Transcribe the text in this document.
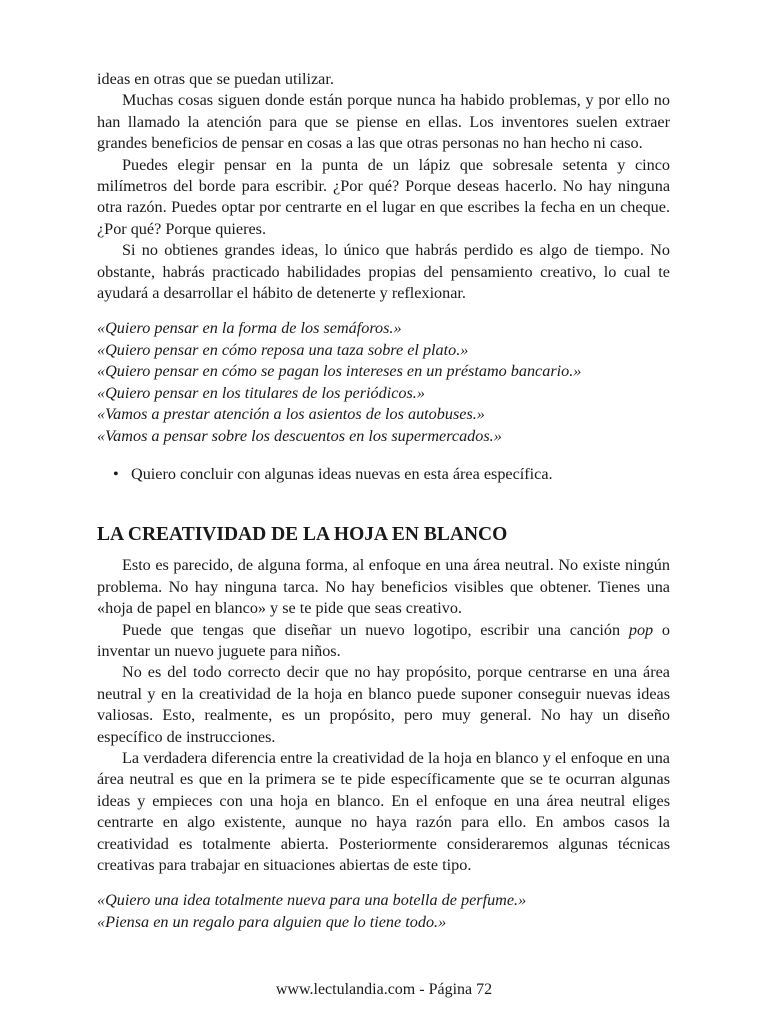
ideas en otras que se puedan utilizar.

Muchas cosas siguen donde están porque nunca ha habido problemas, y por ello no han llamado la atención para que se piense en ellas. Los inventores suelen extraer grandes beneficios de pensar en cosas a las que otras personas no han hecho ni caso.

Puedes elegir pensar en la punta de un lápiz que sobresale setenta y cinco milímetros del borde para escribir. ¿Por qué? Porque deseas hacerlo. No hay ninguna otra razón. Puedes optar por centrarte en el lugar en que escribes la fecha en un cheque. ¿Por qué? Porque quieres.

Si no obtienes grandes ideas, lo único que habrás perdido es algo de tiempo. No obstante, habrás practicado habilidades propias del pensamiento creativo, lo cual te ayudará a desarrollar el hábito de detenerte y reflexionar.

«Quiero pensar en la forma de los semáforos.»
«Quiero pensar en cómo reposa una taza sobre el plato.»
«Quiero pensar en cómo se pagan los intereses en un préstamo bancario.»
«Quiero pensar en los titulares de los periódicos.»
«Vamos a prestar atención a los asientos de los autobuses.»
«Vamos a pensar sobre los descuentos en los supermercados.»
• Quiero concluir con algunas ideas nuevas en esta área específica.
LA CREATIVIDAD DE LA HOJA EN BLANCO

Esto es parecido, de alguna forma, al enfoque en una área neutral. No existe ningún problema. No hay ninguna tarca. No hay beneficios visibles que obtener. Tienes una «hoja de papel en blanco» y se te pide que seas creativo.

Puede que tengas que diseñar un nuevo logotipo, escribir una canción pop o inventar un nuevo juguete para niños.

No es del todo correcto decir que no hay propósito, porque centrarse en una área neutral y en la creatividad de la hoja en blanco puede suponer conseguir nuevas ideas valiosas. Esto, realmente, es un propósito, pero muy general. No hay un diseño específico de instrucciones.

La verdadera diferencia entre la creatividad de la hoja en blanco y el enfoque en una área neutral es que en la primera se te pide específicamente que se te ocurran algunas ideas y empieces con una hoja en blanco. En el enfoque en una área neutral eliges centrarte en algo existente, aunque no haya razón para ello. En ambos casos la creatividad es totalmente abierta. Posteriormente consideraremos algunas técnicas creativas para trabajar en situaciones abiertas de este tipo.

«Quiero una idea totalmente nueva para una botella de perfume.»
«Piensa en un regalo para alguien que lo tiene todo.»
www.lectulandia.com - Página 72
---*---
- [Exercise details]
Select every line in the material above where the string "Quiero" occurs, and copy it.

- [Output of the exercise]
«Quiero pensar en la forma de los semáforos.»
«Quiero pensar en cómo reposa una taza sobre el plato.»
«Quiero pensar en cómo se pagan los intereses en un préstamo bancario.»
«Quiero pensar en los titulares de los periódicos.»
• Quiero concluir con algunas ideas nuevas en esta área específica.
«Quiero una idea totalmente nueva para una botella de perfume.»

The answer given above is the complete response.